_LISTING:_
# # #

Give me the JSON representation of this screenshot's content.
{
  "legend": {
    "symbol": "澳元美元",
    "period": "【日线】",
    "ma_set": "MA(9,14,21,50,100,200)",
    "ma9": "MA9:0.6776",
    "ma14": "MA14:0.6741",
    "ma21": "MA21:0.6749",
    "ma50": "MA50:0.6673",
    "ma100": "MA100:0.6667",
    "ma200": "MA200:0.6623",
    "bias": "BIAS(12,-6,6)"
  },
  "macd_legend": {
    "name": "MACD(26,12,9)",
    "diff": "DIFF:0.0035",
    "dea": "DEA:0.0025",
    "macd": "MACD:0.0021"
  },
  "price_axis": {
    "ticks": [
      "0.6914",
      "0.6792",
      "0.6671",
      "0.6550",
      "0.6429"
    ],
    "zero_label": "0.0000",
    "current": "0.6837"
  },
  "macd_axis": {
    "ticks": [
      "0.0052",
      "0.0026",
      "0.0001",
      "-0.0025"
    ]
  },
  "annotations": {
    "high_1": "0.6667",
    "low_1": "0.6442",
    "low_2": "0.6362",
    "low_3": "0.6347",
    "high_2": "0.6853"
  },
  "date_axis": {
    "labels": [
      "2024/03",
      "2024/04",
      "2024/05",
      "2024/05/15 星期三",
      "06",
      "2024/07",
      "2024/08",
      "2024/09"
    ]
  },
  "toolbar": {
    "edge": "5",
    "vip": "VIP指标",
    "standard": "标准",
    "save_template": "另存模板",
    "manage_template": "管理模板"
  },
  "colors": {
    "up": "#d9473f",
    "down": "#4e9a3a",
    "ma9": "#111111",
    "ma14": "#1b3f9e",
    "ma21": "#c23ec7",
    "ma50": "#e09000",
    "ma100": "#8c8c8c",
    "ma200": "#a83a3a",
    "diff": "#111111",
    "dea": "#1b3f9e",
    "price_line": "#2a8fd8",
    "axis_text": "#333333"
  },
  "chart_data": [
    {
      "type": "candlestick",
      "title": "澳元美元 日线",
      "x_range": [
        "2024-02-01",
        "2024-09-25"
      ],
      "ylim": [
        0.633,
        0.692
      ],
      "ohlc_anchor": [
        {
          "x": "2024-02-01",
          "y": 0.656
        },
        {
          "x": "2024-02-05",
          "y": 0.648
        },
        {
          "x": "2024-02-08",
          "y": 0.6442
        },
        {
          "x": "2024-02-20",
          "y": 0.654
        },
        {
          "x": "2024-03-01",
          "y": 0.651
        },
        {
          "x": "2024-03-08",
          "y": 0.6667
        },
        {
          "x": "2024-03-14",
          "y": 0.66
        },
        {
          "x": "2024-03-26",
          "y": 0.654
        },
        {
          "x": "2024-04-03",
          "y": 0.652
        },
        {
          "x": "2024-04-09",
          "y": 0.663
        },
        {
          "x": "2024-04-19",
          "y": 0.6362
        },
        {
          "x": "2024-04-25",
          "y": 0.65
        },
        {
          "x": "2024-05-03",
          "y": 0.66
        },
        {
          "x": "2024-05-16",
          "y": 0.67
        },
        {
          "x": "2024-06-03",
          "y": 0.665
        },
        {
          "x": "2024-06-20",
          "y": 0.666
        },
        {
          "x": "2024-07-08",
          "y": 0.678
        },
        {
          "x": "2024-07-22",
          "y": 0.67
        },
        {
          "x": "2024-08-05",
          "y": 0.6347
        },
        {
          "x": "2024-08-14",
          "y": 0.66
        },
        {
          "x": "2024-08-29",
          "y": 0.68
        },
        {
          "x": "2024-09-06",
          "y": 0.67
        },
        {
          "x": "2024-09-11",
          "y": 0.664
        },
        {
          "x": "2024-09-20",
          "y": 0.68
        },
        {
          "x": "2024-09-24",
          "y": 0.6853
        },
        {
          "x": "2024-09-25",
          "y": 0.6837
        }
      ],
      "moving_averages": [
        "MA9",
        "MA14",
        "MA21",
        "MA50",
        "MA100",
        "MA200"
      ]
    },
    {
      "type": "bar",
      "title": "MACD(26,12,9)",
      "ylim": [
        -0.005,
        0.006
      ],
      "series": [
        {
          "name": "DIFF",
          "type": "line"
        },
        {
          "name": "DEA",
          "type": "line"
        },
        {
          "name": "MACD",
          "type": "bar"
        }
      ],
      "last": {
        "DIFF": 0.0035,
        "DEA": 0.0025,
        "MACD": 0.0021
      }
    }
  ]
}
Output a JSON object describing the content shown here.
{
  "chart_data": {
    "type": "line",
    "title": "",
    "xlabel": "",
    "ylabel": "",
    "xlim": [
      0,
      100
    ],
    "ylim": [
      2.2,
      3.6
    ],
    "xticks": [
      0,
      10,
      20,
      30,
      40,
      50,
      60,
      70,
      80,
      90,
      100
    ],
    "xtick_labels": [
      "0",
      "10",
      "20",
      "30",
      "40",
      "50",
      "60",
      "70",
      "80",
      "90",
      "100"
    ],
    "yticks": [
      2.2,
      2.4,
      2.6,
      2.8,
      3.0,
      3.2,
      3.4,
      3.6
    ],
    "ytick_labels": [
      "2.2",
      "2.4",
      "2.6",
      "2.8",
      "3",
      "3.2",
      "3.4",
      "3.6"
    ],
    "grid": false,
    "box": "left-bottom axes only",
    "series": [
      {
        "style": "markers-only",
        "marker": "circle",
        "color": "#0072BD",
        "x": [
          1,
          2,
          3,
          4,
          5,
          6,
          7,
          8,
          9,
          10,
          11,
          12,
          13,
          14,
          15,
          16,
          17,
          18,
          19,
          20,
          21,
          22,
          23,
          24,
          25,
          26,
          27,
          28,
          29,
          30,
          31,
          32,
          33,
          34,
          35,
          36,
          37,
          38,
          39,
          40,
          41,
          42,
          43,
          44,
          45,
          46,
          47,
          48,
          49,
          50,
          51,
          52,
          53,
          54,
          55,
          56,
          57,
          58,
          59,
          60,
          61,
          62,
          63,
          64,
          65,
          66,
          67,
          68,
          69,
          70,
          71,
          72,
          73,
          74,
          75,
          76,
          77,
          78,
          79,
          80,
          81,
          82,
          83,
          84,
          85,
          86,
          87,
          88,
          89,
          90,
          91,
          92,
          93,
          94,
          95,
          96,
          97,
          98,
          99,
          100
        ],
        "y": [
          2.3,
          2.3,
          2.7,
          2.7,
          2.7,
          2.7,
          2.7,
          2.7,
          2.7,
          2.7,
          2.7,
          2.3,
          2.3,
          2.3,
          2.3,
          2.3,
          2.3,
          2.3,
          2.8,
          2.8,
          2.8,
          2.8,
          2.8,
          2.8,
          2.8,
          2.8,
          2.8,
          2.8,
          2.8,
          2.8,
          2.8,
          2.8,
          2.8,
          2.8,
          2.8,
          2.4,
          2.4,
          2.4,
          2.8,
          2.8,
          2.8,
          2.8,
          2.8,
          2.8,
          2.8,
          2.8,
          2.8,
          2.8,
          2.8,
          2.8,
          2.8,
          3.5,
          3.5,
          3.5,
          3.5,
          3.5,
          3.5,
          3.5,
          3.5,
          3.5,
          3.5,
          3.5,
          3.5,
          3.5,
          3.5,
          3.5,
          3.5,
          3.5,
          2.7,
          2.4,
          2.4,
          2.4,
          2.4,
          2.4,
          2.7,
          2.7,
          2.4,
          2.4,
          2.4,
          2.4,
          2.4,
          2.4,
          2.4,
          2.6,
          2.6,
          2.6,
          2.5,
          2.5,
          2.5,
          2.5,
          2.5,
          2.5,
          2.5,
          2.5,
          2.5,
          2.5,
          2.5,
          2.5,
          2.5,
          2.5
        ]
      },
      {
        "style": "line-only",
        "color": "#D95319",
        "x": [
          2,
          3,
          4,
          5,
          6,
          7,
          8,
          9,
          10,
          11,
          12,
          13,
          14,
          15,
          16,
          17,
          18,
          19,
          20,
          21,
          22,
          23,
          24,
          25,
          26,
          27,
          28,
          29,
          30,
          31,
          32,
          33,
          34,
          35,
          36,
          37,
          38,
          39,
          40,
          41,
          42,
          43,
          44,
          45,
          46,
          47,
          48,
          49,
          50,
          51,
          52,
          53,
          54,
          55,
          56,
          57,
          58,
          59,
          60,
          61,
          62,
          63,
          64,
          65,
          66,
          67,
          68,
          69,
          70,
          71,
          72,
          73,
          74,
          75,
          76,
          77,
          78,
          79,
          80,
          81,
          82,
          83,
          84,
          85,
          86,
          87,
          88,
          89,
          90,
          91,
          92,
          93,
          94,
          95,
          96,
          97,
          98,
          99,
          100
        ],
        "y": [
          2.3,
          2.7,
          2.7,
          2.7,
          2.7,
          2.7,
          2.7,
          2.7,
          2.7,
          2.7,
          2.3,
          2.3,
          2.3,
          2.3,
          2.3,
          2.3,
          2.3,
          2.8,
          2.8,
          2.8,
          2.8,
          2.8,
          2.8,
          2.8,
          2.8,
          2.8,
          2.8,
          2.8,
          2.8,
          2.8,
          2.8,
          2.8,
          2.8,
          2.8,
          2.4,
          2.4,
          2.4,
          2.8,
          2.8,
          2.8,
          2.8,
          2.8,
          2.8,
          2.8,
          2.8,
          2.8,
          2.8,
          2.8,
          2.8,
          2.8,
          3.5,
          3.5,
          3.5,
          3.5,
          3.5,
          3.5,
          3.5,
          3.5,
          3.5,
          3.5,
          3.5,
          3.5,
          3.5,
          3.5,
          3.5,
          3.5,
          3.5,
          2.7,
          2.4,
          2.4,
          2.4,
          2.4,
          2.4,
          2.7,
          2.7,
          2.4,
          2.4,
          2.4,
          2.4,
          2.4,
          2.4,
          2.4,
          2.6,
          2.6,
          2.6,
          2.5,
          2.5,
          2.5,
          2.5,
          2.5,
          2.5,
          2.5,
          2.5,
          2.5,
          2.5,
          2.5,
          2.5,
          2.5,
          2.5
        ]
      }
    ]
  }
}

# # #

_THE REQUEST:_
Look through the lines above and collect those with the word "title".

_WRITTEN RESPONSE:_
      "title": "澳元美元 日线",
      "title": "MACD(26,12,9)",
    "title": "",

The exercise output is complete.